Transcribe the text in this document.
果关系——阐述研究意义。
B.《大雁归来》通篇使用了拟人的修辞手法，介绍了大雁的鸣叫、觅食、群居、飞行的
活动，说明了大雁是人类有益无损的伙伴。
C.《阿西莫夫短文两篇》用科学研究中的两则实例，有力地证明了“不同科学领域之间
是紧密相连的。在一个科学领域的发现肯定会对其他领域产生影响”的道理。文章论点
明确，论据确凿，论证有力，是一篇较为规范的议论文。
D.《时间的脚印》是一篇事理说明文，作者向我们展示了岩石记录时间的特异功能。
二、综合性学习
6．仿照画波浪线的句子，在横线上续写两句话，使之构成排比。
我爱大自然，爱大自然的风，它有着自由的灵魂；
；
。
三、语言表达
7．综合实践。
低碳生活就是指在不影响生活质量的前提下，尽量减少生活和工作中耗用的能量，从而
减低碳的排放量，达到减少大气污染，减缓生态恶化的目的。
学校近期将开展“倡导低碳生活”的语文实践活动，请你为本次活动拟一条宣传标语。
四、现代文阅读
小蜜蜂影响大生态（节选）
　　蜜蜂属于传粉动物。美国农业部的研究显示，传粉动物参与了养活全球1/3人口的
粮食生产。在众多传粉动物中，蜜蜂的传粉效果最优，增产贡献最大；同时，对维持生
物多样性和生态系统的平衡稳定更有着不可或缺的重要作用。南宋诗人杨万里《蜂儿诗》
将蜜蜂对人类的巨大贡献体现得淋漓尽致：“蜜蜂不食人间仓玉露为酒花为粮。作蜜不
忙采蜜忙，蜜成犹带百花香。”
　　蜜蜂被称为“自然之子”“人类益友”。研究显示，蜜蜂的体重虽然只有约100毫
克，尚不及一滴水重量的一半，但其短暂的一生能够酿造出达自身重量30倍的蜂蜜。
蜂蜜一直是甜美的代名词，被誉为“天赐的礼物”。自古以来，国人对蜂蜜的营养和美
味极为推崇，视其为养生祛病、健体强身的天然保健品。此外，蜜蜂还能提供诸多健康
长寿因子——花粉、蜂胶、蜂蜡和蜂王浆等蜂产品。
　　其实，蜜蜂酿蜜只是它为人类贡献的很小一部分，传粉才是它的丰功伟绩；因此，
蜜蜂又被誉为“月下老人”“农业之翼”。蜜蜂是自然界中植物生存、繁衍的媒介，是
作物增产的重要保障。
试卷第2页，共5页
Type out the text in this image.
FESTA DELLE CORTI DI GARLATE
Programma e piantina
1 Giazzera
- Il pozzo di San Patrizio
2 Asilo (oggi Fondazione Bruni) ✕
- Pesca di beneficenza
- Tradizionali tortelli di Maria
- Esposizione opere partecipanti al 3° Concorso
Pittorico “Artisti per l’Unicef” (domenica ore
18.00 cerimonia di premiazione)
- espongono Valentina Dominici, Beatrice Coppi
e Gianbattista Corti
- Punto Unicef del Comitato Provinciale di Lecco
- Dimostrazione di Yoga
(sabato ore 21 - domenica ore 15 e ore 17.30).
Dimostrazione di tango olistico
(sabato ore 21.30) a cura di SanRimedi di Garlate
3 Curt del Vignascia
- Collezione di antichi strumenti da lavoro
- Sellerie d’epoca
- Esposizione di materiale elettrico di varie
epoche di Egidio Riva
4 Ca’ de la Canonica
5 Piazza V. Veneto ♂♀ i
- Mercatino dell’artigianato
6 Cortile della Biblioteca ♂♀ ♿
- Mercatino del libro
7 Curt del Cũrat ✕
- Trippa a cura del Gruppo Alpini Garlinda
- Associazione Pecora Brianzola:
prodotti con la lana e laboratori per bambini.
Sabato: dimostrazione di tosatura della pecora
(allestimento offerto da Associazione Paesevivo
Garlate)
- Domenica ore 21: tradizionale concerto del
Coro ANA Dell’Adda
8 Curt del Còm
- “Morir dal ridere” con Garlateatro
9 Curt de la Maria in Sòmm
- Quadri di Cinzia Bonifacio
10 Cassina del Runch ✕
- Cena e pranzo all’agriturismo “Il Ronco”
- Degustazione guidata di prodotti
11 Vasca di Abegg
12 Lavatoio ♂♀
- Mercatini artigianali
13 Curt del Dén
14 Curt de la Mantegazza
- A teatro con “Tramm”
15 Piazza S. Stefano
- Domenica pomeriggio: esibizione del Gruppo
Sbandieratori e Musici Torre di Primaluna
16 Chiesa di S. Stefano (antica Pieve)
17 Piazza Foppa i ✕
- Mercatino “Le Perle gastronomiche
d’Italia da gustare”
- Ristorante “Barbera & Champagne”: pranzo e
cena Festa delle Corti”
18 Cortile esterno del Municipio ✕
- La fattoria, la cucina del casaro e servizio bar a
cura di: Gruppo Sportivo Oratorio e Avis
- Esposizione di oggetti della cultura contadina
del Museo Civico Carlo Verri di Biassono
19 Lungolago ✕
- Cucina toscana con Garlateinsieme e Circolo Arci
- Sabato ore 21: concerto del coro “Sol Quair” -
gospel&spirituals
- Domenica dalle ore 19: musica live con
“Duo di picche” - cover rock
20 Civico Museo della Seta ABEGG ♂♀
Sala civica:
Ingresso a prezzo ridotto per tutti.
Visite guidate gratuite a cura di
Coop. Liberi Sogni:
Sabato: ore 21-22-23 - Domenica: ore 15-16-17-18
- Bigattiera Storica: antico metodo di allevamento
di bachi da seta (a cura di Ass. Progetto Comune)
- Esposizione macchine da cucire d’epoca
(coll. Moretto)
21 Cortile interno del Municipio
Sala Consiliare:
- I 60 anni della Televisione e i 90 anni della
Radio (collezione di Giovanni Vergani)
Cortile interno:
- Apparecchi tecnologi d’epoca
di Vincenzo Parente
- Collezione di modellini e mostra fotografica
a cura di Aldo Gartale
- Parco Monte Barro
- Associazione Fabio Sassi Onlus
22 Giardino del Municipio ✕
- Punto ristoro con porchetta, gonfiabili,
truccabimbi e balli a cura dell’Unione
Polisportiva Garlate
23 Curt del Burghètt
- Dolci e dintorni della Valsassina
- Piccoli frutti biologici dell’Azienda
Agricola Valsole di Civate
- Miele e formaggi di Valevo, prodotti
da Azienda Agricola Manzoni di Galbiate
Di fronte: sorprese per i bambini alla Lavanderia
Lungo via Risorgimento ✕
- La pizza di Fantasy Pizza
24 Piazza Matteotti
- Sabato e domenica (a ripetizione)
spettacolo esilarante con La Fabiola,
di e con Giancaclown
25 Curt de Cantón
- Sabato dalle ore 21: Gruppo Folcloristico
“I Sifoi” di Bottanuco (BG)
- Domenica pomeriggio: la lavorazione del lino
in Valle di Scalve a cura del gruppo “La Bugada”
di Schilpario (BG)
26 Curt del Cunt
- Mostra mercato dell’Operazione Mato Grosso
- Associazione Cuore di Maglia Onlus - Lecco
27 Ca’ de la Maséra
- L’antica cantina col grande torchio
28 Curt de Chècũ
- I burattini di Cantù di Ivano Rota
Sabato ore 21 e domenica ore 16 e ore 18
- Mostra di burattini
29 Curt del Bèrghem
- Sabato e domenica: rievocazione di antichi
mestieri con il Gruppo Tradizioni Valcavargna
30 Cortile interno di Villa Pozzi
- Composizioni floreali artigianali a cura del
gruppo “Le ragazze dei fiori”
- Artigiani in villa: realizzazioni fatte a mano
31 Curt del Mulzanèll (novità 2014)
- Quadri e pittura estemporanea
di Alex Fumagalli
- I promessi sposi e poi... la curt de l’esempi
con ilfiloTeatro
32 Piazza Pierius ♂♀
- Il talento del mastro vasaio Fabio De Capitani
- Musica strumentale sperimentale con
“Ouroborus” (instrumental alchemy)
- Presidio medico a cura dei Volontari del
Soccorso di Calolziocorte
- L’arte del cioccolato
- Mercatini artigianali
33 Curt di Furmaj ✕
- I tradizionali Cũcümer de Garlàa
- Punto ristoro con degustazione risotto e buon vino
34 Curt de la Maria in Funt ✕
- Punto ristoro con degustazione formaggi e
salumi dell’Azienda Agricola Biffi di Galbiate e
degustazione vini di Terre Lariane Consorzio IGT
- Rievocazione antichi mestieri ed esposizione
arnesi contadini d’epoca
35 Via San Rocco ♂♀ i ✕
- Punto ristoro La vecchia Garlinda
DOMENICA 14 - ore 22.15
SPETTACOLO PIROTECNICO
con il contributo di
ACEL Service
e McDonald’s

▶ _OBJECTIVE_: Show the lines of the records that include the string "concerto".

▶ _SOLUTION FOR THIS PROBLEM_:
- Domenica ore 21: tradizionale concerto del
- Sabato ore 21: concerto del coro “Sol Quair” -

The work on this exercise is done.